_TRECHO SELECIONADO_
┌────────

A mãe dele continuou colorida, grande e rindo. O pai dele morreu meio bêbado, mas rindo. O amante também. Esse tinha mais duas, mas a mulher dele era viciada em comprimidos. Eu fui aprendendo meu próprio jeito de ser colorida, aos poucos. O cara eu não sei que fim levou, mas acho que ele não deve ser muito bem se ainda não conseguiu compreender que eu só estava festejando a capacidade de amar.

Monday, March 27, 2006

33 historinhas "tanto faz se aconteceu ou não"

as vezes eu gosto de ler histórias sequenciadas, as vezes romancezinhos água com açucar, as vezes um pastelão de terror, as vezes de novela, as vezes de final feliz ou uma sequencia em que tudo dá certo. apesar de não parecer, todos esses gostos tem uma função em comum: me distrair das historinhas mais curtas e espaçosas que eu guardo dentro de mim e que fervem o caldo demais. como crianças prematuras, historinhas são sempre hiperativas, mesmo que despretenciosas e quietinhas. aí eu decidi gastar menos dinheiro em best sellers e mais caneta e meu segundaferístico e preguiçoso tempo: assim começa a série "tanto faz se aconteceu ou não". e tanto faz se foi comigo, se não foi, se ainda, se me contaram, se há por onde.

(café da manhã duas estrelas em cinco linhas)
eu acordei e a casa tinha cheiro de café com canela. eu acordei antes dos olhos, eles não abriram por vontade própria, minhas pálpebras pareciam coladas, ou emburradas. o cheiro era bom, eu acordei em tpm, era frio, eu queria açúcar. obriguei os olhos a abrirem os trabalhos do dia, e enxergarem, seu dever e direito. não fui pro banheiro. na cozinha, meu demônio pessoal empoleirado no fogão, o pano de louça no ombro, duas xícaras quebradas (onde é que eu sonhava se nem ouvi porra nenhuma?) e era dali que eu sentia o cheiro. o capetinha me fazia café. e não pensem que ter um demônio propicia sempre esse tipo de luxo. nã. nunca. ter um demônio quase sempre significa que ele vai te pagar mais um trago do qual vc já não precisa, pra te ver seguindo, pra te ver sobrevivendo na dureza, pra te ver mais bruta depois de vomitar. hoje ele fazia café, o vermelhinho me estendeu uma xícara e, não só a cara, mas seu rabo também estava sério. Se vc tiver um gato ou um demônio com cauda sabe do que estou falando, rabos tb transmitem sentimentos. eu perguntei o porque do café.

└────────

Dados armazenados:

┌────────

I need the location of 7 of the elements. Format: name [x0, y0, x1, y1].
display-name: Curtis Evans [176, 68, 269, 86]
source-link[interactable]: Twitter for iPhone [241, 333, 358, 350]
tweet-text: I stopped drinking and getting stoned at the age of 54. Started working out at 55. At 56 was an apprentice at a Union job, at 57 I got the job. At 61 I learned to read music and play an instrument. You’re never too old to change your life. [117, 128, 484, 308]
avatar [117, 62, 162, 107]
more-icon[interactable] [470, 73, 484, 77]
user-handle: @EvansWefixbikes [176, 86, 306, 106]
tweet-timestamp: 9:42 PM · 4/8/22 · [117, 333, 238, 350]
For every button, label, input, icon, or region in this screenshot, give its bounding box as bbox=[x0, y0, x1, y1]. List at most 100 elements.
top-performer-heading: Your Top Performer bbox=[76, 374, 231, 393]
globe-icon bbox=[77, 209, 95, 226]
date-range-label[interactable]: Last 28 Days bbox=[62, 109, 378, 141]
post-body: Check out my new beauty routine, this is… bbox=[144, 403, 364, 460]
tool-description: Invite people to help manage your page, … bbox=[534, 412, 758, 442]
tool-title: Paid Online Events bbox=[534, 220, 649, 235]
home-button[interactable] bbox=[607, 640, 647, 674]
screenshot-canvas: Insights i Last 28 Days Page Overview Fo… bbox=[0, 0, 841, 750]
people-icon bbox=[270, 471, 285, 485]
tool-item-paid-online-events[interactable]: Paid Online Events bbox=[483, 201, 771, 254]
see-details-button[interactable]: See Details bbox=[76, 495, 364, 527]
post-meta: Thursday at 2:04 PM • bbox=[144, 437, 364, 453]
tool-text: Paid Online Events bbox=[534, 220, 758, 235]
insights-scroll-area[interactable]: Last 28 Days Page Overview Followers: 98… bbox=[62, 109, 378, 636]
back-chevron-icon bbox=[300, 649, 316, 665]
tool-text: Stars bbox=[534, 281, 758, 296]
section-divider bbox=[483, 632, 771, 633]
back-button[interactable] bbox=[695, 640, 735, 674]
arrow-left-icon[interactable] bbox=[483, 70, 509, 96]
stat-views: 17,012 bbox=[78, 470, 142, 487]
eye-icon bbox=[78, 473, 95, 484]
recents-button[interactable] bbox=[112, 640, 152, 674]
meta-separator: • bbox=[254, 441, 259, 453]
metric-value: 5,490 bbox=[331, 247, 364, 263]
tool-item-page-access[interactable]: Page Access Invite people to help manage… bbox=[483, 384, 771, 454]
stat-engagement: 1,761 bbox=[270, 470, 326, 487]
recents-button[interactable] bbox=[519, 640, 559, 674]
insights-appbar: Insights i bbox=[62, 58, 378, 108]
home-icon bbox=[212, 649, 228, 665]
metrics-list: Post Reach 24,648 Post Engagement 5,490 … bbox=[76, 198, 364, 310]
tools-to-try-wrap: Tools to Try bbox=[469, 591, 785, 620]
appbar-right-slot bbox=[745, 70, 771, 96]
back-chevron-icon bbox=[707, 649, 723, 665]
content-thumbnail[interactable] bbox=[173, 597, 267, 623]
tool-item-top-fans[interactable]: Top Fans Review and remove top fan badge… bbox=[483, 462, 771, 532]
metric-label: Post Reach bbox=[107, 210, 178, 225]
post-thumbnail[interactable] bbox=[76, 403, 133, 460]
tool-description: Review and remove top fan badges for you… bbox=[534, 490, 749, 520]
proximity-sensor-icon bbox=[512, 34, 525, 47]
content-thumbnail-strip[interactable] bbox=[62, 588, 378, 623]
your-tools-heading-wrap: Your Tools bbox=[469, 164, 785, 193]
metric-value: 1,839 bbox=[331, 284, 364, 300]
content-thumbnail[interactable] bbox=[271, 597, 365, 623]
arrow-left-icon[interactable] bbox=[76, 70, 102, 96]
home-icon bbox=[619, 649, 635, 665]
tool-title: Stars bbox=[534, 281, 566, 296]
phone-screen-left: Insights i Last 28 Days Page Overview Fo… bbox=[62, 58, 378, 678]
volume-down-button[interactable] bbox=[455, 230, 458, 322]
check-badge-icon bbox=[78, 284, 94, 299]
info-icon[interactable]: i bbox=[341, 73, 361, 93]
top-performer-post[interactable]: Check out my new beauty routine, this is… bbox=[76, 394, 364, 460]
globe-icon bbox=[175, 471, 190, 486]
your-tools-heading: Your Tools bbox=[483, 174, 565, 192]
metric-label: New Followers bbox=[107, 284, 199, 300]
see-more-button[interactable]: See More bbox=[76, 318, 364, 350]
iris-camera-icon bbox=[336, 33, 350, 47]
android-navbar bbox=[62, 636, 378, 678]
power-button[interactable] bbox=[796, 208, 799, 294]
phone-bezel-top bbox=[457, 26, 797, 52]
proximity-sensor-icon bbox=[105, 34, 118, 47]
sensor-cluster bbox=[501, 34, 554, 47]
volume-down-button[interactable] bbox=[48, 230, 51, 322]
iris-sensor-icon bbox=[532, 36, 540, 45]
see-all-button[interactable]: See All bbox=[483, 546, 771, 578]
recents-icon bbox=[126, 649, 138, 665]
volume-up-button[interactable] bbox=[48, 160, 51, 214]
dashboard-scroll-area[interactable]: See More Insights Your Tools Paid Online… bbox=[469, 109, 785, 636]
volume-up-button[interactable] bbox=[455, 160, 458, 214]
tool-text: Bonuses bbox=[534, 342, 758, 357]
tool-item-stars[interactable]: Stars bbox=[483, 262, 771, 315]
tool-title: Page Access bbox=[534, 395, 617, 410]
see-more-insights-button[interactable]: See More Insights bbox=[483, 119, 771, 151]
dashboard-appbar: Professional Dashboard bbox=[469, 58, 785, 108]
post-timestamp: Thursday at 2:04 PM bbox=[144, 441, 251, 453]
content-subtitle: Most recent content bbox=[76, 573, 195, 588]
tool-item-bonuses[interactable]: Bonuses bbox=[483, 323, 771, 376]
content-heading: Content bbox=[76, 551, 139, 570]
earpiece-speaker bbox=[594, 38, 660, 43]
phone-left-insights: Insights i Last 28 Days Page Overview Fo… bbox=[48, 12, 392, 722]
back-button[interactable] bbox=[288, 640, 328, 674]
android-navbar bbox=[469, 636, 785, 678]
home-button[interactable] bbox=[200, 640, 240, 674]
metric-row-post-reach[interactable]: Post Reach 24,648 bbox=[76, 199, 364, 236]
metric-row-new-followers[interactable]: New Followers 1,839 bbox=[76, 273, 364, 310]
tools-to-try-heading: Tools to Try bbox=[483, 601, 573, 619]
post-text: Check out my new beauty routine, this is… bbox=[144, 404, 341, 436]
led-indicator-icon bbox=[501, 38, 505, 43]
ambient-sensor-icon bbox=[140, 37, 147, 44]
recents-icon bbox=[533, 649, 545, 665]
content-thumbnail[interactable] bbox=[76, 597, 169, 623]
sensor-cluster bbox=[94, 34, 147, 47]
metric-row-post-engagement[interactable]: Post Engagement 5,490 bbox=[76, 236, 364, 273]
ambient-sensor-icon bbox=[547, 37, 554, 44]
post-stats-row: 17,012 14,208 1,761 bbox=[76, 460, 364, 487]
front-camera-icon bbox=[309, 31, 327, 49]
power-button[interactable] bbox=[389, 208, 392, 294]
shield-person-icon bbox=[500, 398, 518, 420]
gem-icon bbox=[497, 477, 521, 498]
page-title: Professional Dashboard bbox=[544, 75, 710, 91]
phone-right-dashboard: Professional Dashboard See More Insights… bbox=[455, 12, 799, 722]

└────────

_REQUISITOS DA TAREFA_
Por favor, transcreva do trecho selecionado a passagem que vai de "as vezes eu" até "em cinco linhas)". Esses dados provêm de outra fonte.

_RESPOSTA COMPLETA_
as vezes eu gosto de ler histórias sequenciadas, as vezes romancezinhos água com açucar, as vezes um pastelão de terror, as vezes de novela, as vezes de final feliz ou uma sequencia em que tudo dá certo. apesar de não parecer, todos esses gostos tem uma função em comum: me distrair das historinhas mais curtas e espaçosas que eu guardo dentro de mim e que fervem o caldo demais. como crianças prematuras, historinhas são sempre hiperativas, mesmo que despretenciosas e quietinhas. aí eu decidi gastar menos dinheiro em best sellers e mais caneta e meu segundaferístico e preguiçoso tempo: assim começa a série "tanto faz se aconteceu ou não". e tanto faz se foi comigo, se não foi, se ainda, se me contaram, se há por onde.

(café da manhã duas estrelas em cinco linhas)